▸ **Dataset**
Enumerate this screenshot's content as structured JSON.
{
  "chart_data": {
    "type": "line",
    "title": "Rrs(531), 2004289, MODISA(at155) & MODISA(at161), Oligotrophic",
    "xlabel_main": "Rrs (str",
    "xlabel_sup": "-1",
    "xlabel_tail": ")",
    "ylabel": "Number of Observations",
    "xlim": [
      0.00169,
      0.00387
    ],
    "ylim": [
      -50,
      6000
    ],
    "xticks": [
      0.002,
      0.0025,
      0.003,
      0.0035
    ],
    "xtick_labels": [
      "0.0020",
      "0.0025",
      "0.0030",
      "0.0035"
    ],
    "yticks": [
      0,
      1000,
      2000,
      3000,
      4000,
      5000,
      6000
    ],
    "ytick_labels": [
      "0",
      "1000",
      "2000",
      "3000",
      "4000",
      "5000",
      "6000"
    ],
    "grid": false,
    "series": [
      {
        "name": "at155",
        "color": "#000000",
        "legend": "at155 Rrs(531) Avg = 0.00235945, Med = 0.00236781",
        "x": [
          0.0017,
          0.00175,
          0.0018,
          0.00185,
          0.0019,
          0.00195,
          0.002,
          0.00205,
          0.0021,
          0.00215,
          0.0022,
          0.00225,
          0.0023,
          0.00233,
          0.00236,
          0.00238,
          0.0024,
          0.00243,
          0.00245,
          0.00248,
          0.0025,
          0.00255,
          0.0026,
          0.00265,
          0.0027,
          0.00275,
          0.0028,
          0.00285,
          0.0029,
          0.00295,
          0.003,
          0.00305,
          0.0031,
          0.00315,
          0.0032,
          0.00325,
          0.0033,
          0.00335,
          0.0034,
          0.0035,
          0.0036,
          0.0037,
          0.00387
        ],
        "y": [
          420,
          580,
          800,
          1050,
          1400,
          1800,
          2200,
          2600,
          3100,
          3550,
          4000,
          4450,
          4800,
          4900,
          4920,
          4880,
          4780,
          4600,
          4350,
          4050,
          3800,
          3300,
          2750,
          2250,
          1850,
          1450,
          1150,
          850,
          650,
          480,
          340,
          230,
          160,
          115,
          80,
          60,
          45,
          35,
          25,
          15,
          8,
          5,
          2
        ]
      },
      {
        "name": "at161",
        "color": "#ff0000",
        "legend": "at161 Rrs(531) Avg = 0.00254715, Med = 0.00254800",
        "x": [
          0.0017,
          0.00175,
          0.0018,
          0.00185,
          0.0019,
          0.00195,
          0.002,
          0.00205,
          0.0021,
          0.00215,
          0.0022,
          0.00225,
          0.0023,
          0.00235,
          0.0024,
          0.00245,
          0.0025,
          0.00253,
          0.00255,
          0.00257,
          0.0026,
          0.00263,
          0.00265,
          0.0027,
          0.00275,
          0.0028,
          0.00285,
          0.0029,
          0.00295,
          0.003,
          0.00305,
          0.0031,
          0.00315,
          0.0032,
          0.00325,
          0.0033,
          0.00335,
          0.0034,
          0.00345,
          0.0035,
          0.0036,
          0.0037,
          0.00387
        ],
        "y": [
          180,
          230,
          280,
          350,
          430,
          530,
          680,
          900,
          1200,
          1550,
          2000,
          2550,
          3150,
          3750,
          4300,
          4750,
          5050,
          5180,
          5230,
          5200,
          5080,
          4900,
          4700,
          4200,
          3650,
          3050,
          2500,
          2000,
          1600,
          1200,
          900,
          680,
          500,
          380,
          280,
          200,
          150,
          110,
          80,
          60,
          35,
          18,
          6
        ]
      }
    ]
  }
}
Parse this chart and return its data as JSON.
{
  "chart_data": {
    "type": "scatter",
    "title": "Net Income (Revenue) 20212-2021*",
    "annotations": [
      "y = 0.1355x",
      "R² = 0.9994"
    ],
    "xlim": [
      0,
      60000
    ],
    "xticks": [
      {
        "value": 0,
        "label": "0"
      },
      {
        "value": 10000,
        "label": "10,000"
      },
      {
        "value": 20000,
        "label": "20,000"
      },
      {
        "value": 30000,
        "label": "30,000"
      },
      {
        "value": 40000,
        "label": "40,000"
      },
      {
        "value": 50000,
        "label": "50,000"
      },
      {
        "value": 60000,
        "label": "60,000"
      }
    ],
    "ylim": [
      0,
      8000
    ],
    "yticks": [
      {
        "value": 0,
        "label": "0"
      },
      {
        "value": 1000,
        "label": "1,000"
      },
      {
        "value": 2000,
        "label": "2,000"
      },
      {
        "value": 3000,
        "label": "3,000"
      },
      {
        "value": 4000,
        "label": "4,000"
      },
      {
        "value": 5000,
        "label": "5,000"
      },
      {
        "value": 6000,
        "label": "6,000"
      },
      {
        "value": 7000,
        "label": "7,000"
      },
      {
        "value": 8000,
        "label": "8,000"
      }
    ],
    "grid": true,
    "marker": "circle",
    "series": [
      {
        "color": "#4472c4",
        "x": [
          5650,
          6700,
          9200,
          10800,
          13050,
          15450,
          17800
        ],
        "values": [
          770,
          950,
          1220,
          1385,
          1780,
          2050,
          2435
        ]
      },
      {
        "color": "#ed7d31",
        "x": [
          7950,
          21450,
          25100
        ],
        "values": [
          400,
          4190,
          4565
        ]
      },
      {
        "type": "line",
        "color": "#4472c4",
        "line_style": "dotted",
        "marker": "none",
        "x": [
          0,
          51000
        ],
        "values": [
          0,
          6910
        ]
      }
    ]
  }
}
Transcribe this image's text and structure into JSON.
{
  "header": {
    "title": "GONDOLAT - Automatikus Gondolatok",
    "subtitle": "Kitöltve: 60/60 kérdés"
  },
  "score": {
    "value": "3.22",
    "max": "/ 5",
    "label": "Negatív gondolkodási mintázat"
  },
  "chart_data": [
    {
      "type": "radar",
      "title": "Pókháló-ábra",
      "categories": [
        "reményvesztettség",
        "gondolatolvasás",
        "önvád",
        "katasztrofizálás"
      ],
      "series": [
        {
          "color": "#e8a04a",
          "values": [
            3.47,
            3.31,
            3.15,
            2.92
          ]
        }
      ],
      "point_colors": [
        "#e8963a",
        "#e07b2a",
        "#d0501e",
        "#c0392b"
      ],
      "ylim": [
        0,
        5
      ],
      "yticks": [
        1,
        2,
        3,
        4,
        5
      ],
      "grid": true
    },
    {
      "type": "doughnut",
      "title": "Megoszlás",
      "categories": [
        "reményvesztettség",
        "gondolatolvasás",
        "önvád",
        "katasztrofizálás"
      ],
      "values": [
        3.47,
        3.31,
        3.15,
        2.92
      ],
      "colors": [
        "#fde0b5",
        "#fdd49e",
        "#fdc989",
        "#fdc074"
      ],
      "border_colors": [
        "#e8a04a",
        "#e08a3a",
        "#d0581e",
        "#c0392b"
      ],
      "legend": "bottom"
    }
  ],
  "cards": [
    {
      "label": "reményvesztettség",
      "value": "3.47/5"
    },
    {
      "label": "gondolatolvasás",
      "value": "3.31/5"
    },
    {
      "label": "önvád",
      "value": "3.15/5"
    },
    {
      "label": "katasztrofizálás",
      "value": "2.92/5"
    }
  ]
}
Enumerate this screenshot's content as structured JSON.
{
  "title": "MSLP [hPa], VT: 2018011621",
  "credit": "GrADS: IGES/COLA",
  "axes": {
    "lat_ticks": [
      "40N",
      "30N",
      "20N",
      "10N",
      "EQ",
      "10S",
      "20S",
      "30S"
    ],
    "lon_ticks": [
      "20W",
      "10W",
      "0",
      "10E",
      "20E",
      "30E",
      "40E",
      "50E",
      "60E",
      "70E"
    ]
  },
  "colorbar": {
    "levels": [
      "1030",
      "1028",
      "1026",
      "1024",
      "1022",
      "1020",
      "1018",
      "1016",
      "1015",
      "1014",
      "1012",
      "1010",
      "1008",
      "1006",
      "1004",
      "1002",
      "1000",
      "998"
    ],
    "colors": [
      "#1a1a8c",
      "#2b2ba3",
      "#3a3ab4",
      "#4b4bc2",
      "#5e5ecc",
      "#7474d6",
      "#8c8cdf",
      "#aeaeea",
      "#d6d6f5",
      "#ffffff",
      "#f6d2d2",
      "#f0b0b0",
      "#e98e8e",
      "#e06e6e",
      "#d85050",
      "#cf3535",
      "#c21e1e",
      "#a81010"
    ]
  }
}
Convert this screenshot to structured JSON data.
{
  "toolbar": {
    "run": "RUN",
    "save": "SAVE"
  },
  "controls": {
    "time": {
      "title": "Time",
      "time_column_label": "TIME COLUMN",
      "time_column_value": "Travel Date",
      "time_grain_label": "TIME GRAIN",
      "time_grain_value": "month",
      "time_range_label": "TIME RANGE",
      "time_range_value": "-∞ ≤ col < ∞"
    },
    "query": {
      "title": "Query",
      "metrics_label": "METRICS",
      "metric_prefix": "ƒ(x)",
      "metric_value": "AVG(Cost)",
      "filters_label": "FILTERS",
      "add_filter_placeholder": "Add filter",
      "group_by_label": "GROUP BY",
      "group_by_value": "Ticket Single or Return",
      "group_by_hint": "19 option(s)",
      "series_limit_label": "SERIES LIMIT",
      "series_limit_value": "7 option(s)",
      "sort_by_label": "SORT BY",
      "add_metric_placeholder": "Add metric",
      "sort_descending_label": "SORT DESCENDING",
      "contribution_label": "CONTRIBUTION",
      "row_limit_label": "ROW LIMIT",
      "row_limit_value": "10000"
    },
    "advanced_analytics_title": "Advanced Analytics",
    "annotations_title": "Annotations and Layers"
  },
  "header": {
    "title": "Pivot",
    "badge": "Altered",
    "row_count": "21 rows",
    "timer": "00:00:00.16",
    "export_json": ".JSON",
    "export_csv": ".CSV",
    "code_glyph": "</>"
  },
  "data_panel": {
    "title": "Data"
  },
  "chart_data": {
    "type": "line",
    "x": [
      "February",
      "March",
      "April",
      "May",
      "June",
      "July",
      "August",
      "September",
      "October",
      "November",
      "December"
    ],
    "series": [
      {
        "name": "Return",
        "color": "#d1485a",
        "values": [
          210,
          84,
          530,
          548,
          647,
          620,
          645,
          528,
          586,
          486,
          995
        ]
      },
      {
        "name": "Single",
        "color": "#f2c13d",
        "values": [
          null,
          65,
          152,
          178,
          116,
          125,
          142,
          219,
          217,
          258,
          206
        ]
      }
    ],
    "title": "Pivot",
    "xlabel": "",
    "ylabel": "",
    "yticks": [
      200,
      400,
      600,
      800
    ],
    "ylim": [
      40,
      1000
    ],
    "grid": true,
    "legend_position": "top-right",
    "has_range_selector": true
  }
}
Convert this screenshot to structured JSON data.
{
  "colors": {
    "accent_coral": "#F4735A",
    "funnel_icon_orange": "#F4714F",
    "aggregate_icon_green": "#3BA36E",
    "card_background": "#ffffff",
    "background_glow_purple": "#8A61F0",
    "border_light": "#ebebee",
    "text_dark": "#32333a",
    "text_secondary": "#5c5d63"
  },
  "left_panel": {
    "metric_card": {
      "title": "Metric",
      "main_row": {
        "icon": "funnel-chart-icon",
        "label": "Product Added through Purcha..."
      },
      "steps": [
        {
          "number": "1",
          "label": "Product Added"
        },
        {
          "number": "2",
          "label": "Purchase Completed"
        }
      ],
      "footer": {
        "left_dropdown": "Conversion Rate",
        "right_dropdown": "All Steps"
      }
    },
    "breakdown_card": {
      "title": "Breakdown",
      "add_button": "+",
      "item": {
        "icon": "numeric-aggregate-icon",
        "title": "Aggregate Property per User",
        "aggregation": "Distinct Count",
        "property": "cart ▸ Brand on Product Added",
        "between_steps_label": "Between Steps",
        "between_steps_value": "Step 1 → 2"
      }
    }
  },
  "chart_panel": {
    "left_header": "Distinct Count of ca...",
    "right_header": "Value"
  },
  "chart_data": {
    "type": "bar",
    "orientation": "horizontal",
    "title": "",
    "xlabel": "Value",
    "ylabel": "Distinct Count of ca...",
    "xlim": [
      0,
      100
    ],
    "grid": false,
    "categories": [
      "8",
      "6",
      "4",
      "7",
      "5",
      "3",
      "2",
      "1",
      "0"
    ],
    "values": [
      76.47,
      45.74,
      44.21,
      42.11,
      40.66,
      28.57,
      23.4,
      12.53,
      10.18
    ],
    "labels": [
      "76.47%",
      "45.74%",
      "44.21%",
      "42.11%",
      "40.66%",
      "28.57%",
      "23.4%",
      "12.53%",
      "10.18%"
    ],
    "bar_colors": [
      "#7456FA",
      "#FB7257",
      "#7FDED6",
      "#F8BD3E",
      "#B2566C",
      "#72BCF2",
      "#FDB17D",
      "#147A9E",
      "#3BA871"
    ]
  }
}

▸ **Objective**
Show the lines of the material that contain the word "true".

▸ **Output**
    "grid": true,
      "grid": true
    "grid": true,
    "has_range_selector": true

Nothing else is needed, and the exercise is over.